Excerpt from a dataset
============

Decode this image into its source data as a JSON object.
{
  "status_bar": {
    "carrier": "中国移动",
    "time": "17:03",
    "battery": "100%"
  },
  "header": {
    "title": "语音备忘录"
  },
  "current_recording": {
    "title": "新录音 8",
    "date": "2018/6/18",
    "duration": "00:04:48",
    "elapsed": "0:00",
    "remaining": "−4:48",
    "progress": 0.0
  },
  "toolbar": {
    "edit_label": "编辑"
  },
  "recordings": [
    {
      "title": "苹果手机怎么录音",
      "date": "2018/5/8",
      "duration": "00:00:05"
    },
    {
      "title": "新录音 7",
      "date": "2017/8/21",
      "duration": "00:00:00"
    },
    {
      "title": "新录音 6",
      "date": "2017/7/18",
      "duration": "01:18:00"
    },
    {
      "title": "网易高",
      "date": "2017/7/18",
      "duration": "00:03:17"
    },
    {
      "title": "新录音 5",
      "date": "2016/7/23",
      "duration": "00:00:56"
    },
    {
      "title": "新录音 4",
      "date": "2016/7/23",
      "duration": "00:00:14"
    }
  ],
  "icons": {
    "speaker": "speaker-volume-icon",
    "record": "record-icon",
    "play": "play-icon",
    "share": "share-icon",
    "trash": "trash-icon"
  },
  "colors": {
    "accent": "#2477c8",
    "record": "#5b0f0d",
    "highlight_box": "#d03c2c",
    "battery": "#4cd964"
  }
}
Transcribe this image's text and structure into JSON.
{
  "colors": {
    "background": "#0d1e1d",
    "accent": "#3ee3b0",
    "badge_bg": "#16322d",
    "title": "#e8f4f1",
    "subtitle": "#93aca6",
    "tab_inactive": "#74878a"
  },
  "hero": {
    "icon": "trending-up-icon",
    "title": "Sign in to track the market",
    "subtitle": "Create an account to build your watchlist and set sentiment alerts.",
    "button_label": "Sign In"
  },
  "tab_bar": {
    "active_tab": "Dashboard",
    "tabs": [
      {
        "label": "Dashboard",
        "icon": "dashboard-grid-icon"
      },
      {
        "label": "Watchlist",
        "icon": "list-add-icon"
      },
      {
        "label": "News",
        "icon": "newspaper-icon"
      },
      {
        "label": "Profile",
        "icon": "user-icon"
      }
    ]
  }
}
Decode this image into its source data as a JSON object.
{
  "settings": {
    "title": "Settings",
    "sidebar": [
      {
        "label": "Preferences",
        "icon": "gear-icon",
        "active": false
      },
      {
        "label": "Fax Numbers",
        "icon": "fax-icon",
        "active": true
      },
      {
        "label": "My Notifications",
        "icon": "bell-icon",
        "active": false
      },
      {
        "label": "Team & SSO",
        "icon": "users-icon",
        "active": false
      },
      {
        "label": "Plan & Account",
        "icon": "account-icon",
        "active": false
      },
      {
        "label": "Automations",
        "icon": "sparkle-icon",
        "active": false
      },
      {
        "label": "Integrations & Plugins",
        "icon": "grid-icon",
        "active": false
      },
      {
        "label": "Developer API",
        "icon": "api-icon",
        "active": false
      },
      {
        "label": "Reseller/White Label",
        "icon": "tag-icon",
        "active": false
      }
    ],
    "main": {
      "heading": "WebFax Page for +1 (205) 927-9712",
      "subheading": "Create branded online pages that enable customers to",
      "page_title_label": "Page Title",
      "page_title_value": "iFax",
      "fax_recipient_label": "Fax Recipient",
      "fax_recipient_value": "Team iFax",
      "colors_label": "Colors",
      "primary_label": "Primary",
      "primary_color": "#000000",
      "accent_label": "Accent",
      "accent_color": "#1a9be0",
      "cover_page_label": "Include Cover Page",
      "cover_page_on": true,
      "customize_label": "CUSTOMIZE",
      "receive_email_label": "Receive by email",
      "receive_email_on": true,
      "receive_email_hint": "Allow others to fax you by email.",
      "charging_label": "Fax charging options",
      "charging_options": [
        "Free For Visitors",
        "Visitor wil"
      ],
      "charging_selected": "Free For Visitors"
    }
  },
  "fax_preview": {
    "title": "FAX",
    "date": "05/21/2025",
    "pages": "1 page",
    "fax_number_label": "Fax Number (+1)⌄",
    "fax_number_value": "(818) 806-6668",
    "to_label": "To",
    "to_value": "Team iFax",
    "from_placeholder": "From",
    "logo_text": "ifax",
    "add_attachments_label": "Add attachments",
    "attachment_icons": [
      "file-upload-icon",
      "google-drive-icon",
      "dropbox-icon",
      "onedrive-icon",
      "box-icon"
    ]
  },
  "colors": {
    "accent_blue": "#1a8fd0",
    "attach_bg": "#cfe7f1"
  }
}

============

### The request
Retype the material above, line by line, exactly.

### The result
Decode this image into its source data as a JSON object.
{
  "status_bar": {
    "carrier": "中国移动",
    "time": "17:03",
    "battery": "100%"
  },
  "header": {
    "title": "语音备忘录"
  },
  "current_recording": {
    "title": "新录音 8",
    "date": "2018/6/18",
    "duration": "00:04:48",
    "elapsed": "0:00",
    "remaining": "−4:48",
    "progress": 0.0
  },
  "toolbar": {
    "edit_label": "编辑"
  },
  "recordings": [
    {
      "title": "苹果手机怎么录音",
      "date": "2018/5/8",
      "duration": "00:00:05"
    },
    {
      "title": "新录音 7",
      "date": "2017/8/21",
      "duration": "00:00:00"
    },
    {
      "title": "新录音 6",
      "date": "2017/7/18",
      "duration": "01:18:00"
    },
    {
      "title": "网易高",
      "date": "2017/7/18",
      "duration": "00:03:17"
    },
    {
      "title": "新录音 5",
      "date": "2016/7/23",
      "duration": "00:00:56"
    },
    {
      "title": "新录音 4",
      "date": "2016/7/23",
      "duration": "00:00:14"
    }
  ],
  "icons": {
    "speaker": "speaker-volume-icon",
    "record": "record-icon",
    "play": "play-icon",
    "share": "share-icon",
    "trash": "trash-icon"
  },
  "colors": {
    "accent": "#2477c8",
    "record": "#5b0f0d",
    "highlight_box": "#d03c2c",
    "battery": "#4cd964"
  }
}
Transcribe this image's text and structure into JSON.
{
  "colors": {
    "background": "#0d1e1d",
    "accent": "#3ee3b0",
    "badge_bg": "#16322d",
    "title": "#e8f4f1",
    "subtitle": "#93aca6",
    "tab_inactive": "#74878a"
  },
  "hero": {
    "icon": "trending-up-icon",
    "title": "Sign in to track the market",
    "subtitle": "Create an account to build your watchlist and set sentiment alerts.",
    "button_label": "Sign In"
  },
  "tab_bar": {
    "active_tab": "Dashboard",
    "tabs": [
      {
        "label": "Dashboard",
        "icon": "dashboard-grid-icon"
      },
      {
        "label": "Watchlist",
        "icon": "list-add-icon"
      },
      {
        "label": "News",
        "icon": "newspaper-icon"
      },
      {
        "label": "Profile",
        "icon": "user-icon"
      }
    ]
  }
}
Decode this image into its source data as a JSON object.
{
  "settings": {
    "title": "Settings",
    "sidebar": [
      {
        "label": "Preferences",
        "icon": "gear-icon",
        "active": false
      },
      {
        "label": "Fax Numbers",
        "icon": "fax-icon",
        "active": true
      },
      {
        "label": "My Notifications",
        "icon": "bell-icon",
        "active": false
      },
      {
        "label": "Team & SSO",
        "icon": "users-icon",
        "active": false
      },
      {
        "label": "Plan & Account",
        "icon": "account-icon",
        "active": false
      },
      {
        "label": "Automations",
        "icon": "sparkle-icon",
        "active": false
      },
      {
        "label": "Integrations & Plugins",
        "icon": "grid-icon",
        "active": false
      },
      {
        "label": "Developer API",
        "icon": "api-icon",
        "active": false
      },
      {
        "label": "Reseller/White Label",
        "icon": "tag-icon",
        "active": false
      }
    ],
    "main": {
      "heading": "WebFax Page for +1 (205) 927-9712",
      "subheading": "Create branded online pages that enable customers to",
      "page_title_label": "Page Title",
      "page_title_value": "iFax",
      "fax_recipient_label": "Fax Recipient",
      "fax_recipient_value": "Team iFax",
      "colors_label": "Colors",
      "primary_label": "Primary",
      "primary_color": "#000000",
      "accent_label": "Accent",
      "accent_color": "#1a9be0",
      "cover_page_label": "Include Cover Page",
      "cover_page_on": true,
      "customize_label": "CUSTOMIZE",
      "receive_email_label": "Receive by email",
      "receive_email_on": true,
      "receive_email_hint": "Allow others to fax you by email.",
      "charging_label": "Fax charging options",
      "charging_options": [
        "Free For Visitors",
        "Visitor wil"
      ],
      "charging_selected": "Free For Visitors"
    }
  },
  "fax_preview": {
    "title": "FAX",
    "date": "05/21/2025",
    "pages": "1 page",
    "fax_number_label": "Fax Number (+1)⌄",
    "fax_number_value": "(818) 806-6668",
    "to_label": "To",
    "to_value": "Team iFax",
    "from_placeholder": "From",
    "logo_text": "ifax",
    "add_attachments_label": "Add attachments",
    "attachment_icons": [
      "file-upload-icon",
      "google-drive-icon",
      "dropbox-icon",
      "onedrive-icon",
      "box-icon"
    ]
  },
  "colors": {
    "accent_blue": "#1a8fd0",
    "attach_bg": "#cfe7f1"
  }
}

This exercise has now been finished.